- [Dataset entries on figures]
- - -
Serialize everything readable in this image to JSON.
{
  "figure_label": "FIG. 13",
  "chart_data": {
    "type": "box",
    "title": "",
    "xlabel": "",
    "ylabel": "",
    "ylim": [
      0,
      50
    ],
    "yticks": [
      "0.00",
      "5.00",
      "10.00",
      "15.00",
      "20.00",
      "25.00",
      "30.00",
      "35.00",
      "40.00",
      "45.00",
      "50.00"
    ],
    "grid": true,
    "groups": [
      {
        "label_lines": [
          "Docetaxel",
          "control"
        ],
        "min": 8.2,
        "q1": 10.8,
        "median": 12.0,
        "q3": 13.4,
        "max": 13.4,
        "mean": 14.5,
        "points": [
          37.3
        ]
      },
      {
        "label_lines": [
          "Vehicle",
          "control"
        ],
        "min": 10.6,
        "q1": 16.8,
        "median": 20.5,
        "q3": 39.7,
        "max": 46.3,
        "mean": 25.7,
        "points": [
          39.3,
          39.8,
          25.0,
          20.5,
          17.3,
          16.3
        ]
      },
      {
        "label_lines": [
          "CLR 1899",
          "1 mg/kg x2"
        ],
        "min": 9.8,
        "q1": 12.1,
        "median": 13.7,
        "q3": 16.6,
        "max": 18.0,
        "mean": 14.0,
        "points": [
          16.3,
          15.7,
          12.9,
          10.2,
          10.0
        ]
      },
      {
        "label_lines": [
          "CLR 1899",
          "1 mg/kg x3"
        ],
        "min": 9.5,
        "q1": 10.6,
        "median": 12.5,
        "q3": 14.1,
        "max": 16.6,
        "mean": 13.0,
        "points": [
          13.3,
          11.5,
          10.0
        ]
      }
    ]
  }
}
- - -
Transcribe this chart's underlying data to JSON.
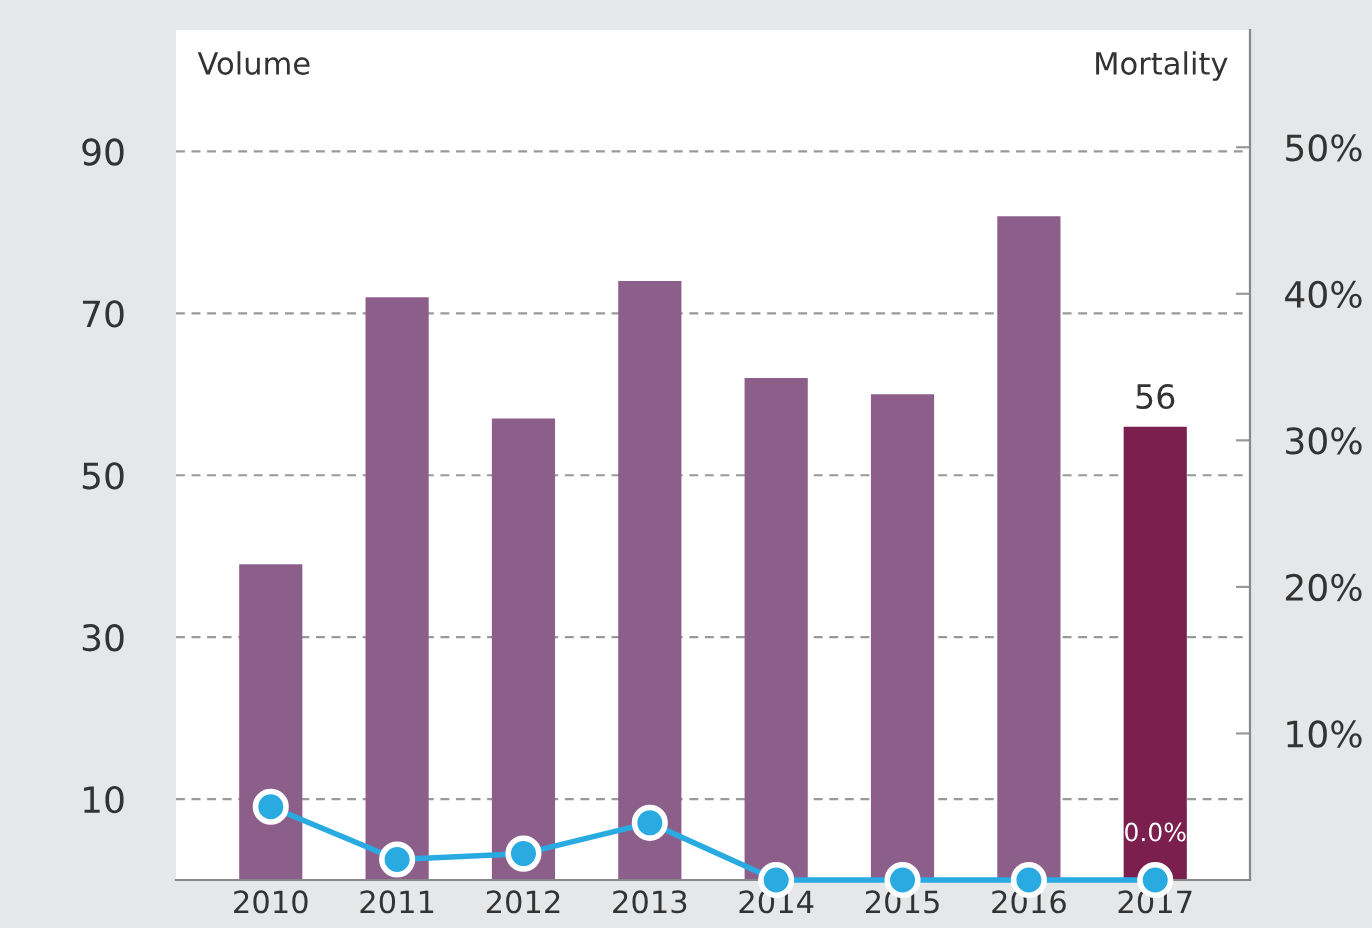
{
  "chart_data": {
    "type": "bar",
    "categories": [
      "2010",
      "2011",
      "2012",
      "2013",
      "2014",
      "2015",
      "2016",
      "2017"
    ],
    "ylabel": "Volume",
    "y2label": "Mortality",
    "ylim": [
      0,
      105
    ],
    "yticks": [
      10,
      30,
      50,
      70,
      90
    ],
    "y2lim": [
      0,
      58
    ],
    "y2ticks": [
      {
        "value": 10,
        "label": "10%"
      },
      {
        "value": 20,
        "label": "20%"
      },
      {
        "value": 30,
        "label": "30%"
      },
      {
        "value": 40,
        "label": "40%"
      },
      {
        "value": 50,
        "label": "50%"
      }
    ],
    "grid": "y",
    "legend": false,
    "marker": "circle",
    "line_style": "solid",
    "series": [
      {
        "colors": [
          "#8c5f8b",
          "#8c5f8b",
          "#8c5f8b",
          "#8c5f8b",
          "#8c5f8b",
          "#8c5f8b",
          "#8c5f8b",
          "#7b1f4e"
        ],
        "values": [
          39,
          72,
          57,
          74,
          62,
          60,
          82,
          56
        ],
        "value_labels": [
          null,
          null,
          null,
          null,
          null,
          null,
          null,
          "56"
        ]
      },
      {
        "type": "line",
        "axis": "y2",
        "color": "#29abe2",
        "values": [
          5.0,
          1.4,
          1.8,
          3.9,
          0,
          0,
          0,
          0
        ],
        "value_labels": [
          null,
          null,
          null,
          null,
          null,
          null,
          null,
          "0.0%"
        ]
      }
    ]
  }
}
- - -
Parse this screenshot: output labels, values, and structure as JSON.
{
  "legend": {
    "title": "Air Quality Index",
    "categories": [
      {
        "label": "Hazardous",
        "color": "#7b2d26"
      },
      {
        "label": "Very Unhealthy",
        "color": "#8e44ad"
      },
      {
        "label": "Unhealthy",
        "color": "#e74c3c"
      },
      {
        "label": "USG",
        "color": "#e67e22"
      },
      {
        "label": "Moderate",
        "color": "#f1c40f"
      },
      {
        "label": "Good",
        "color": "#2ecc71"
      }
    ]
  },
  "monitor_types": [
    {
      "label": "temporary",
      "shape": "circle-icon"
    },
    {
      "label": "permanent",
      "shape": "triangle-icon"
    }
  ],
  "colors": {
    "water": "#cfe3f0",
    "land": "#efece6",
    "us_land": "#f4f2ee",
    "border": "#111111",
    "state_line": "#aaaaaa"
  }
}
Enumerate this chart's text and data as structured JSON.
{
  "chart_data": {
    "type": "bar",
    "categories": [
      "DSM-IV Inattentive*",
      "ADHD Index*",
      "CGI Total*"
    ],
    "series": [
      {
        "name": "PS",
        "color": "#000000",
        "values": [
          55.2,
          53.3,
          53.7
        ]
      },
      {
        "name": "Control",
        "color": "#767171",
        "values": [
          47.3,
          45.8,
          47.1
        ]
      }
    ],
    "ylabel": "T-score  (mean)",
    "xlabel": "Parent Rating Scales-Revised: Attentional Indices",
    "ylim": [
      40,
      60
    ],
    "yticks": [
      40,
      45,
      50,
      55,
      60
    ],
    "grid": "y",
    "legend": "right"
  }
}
- - -
- [Aim of the exercise]
Your task is to gather all lines from the entries above that hold the word "mean".

- [Solution to the exercise]
        "mean": 14.5,
        "mean": 25.7,
        "mean": 14.0,
        "mean": 13.0,
    "ylabel": "T-score  (mean)",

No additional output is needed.